■ Provided data
((

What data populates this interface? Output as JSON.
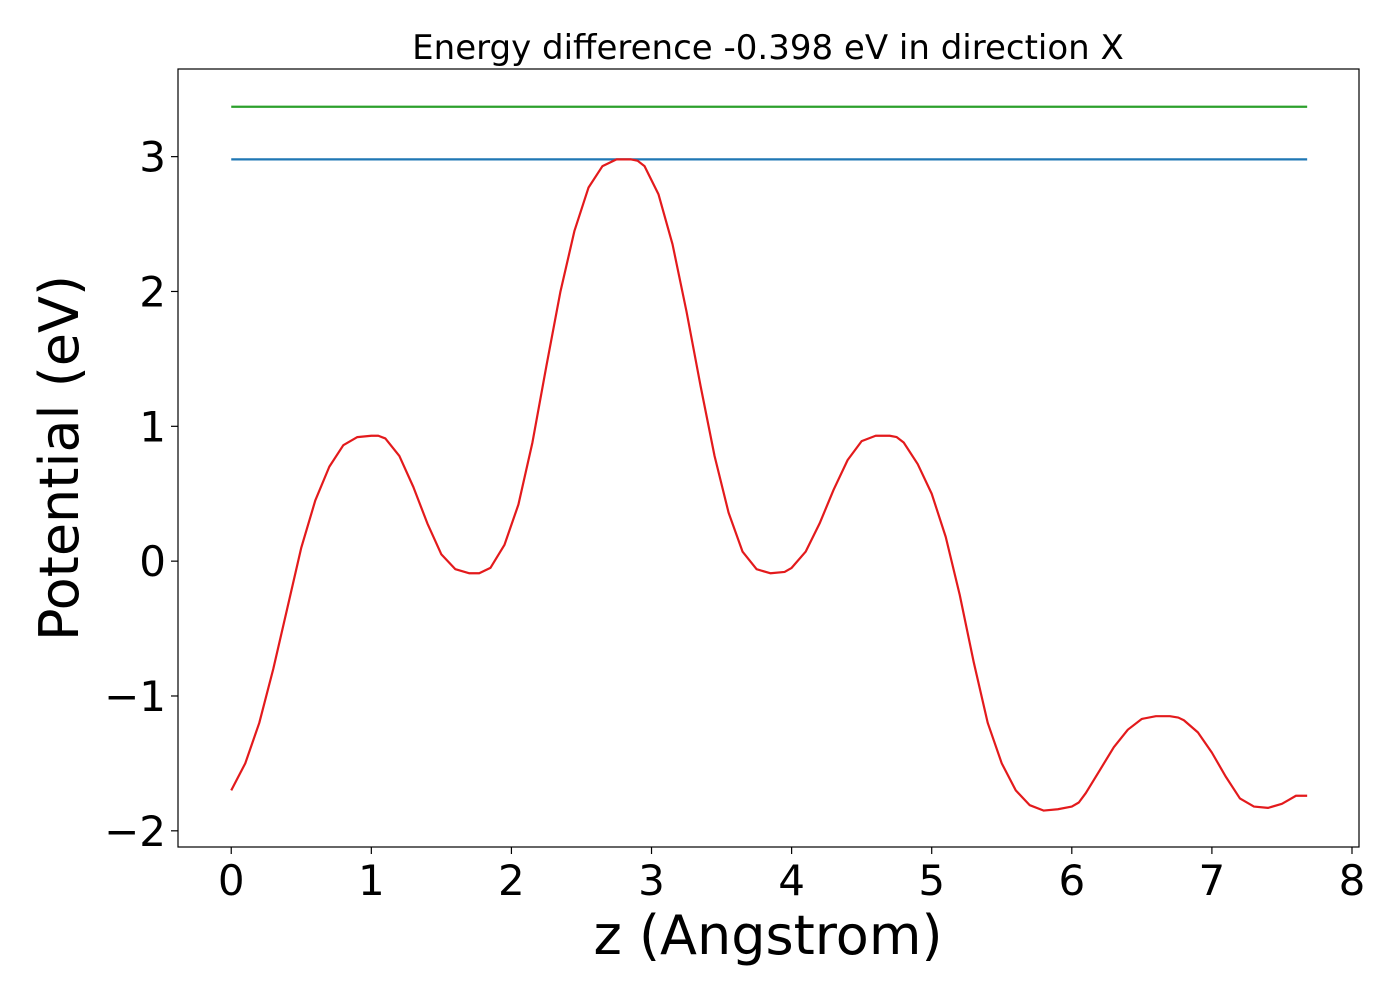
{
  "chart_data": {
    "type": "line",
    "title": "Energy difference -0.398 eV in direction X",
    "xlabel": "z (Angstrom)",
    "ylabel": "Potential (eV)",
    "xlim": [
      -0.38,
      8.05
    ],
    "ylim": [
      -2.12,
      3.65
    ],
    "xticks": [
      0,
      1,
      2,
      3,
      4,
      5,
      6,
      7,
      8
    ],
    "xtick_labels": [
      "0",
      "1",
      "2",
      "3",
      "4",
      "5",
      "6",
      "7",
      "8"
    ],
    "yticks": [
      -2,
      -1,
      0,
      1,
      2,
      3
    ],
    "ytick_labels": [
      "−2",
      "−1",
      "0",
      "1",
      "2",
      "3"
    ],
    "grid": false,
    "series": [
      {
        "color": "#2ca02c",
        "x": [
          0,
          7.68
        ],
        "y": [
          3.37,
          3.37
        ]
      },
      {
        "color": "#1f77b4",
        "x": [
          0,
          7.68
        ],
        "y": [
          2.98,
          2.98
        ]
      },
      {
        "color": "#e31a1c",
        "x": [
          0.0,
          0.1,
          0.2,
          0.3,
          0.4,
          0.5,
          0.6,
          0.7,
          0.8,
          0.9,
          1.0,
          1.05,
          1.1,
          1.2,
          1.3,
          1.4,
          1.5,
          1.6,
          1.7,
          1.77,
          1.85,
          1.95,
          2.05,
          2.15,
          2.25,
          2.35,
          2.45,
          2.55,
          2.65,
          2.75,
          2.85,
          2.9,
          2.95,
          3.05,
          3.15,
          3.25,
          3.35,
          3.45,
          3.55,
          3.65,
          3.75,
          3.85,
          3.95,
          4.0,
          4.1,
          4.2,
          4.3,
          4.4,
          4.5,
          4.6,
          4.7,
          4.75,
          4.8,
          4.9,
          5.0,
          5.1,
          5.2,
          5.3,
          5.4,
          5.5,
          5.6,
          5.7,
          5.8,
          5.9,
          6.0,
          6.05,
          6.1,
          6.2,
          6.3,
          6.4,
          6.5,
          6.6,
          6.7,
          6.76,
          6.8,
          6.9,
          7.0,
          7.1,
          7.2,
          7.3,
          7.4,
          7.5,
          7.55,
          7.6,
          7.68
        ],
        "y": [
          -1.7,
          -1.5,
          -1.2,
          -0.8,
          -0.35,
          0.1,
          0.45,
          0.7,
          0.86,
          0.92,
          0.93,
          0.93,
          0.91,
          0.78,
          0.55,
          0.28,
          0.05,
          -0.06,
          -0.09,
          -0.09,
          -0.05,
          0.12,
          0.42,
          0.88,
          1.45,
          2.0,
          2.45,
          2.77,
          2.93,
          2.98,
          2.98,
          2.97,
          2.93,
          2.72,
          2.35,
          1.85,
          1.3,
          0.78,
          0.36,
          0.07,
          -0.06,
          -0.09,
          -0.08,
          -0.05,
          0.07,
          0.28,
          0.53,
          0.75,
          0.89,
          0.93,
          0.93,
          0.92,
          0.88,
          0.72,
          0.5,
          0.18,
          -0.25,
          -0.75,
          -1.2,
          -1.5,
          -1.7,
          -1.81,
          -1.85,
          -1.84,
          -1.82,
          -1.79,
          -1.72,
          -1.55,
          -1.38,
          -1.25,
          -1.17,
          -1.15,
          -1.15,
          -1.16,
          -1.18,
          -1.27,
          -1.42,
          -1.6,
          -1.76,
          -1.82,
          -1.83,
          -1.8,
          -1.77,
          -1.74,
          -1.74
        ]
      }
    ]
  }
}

))

■ Instructions for the task
Without the pictures, write out the whole listing above exactly as it appears.

■ Written solution
What data populates this interface? Output as JSON.
{
  "chart_data": {
    "type": "line",
    "title": "Energy difference -0.398 eV in direction X",
    "xlabel": "z (Angstrom)",
    "ylabel": "Potential (eV)",
    "xlim": [
      -0.38,
      8.05
    ],
    "ylim": [
      -2.12,
      3.65
    ],
    "xticks": [
      0,
      1,
      2,
      3,
      4,
      5,
      6,
      7,
      8
    ],
    "xtick_labels": [
      "0",
      "1",
      "2",
      "3",
      "4",
      "5",
      "6",
      "7",
      "8"
    ],
    "yticks": [
      -2,
      -1,
      0,
      1,
      2,
      3
    ],
    "ytick_labels": [
      "−2",
      "−1",
      "0",
      "1",
      "2",
      "3"
    ],
    "grid": false,
    "series": [
      {
        "color": "#2ca02c",
        "x": [
          0,
          7.68
        ],
        "y": [
          3.37,
          3.37
        ]
      },
      {
        "color": "#1f77b4",
        "x": [
          0,
          7.68
        ],
        "y": [
          2.98,
          2.98
        ]
      },
      {
        "color": "#e31a1c",
        "x": [
          0.0,
          0.1,
          0.2,
          0.3,
          0.4,
          0.5,
          0.6,
          0.7,
          0.8,
          0.9,
          1.0,
          1.05,
          1.1,
          1.2,
          1.3,
          1.4,
          1.5,
          1.6,
          1.7,
          1.77,
          1.85,
          1.95,
          2.05,
          2.15,
          2.25,
          2.35,
          2.45,
          2.55,
          2.65,
          2.75,
          2.85,
          2.9,
          2.95,
          3.05,
          3.15,
          3.25,
          3.35,
          3.45,
          3.55,
          3.65,
          3.75,
          3.85,
          3.95,
          4.0,
          4.1,
          4.2,
          4.3,
          4.4,
          4.5,
          4.6,
          4.7,
          4.75,
          4.8,
          4.9,
          5.0,
          5.1,
          5.2,
          5.3,
          5.4,
          5.5,
          5.6,
          5.7,
          5.8,
          5.9,
          6.0,
          6.05,
          6.1,
          6.2,
          6.3,
          6.4,
          6.5,
          6.6,
          6.7,
          6.76,
          6.8,
          6.9,
          7.0,
          7.1,
          7.2,
          7.3,
          7.4,
          7.5,
          7.55,
          7.6,
          7.68
        ],
        "y": [
          -1.7,
          -1.5,
          -1.2,
          -0.8,
          -0.35,
          0.1,
          0.45,
          0.7,
          0.86,
          0.92,
          0.93,
          0.93,
          0.91,
          0.78,
          0.55,
          0.28,
          0.05,
          -0.06,
          -0.09,
          -0.09,
          -0.05,
          0.12,
          0.42,
          0.88,
          1.45,
          2.0,
          2.45,
          2.77,
          2.93,
          2.98,
          2.98,
          2.97,
          2.93,
          2.72,
          2.35,
          1.85,
          1.3,
          0.78,
          0.36,
          0.07,
          -0.06,
          -0.09,
          -0.08,
          -0.05,
          0.07,
          0.28,
          0.53,
          0.75,
          0.89,
          0.93,
          0.93,
          0.92,
          0.88,
          0.72,
          0.5,
          0.18,
          -0.25,
          -0.75,
          -1.2,
          -1.5,
          -1.7,
          -1.81,
          -1.85,
          -1.84,
          -1.82,
          -1.79,
          -1.72,
          -1.55,
          -1.38,
          -1.25,
          -1.17,
          -1.15,
          -1.15,
          -1.16,
          -1.18,
          -1.27,
          -1.42,
          -1.6,
          -1.76,
          -1.82,
          -1.83,
          -1.8,
          -1.77,
          -1.74,
          -1.74
        ]
      }
    ]
  }
}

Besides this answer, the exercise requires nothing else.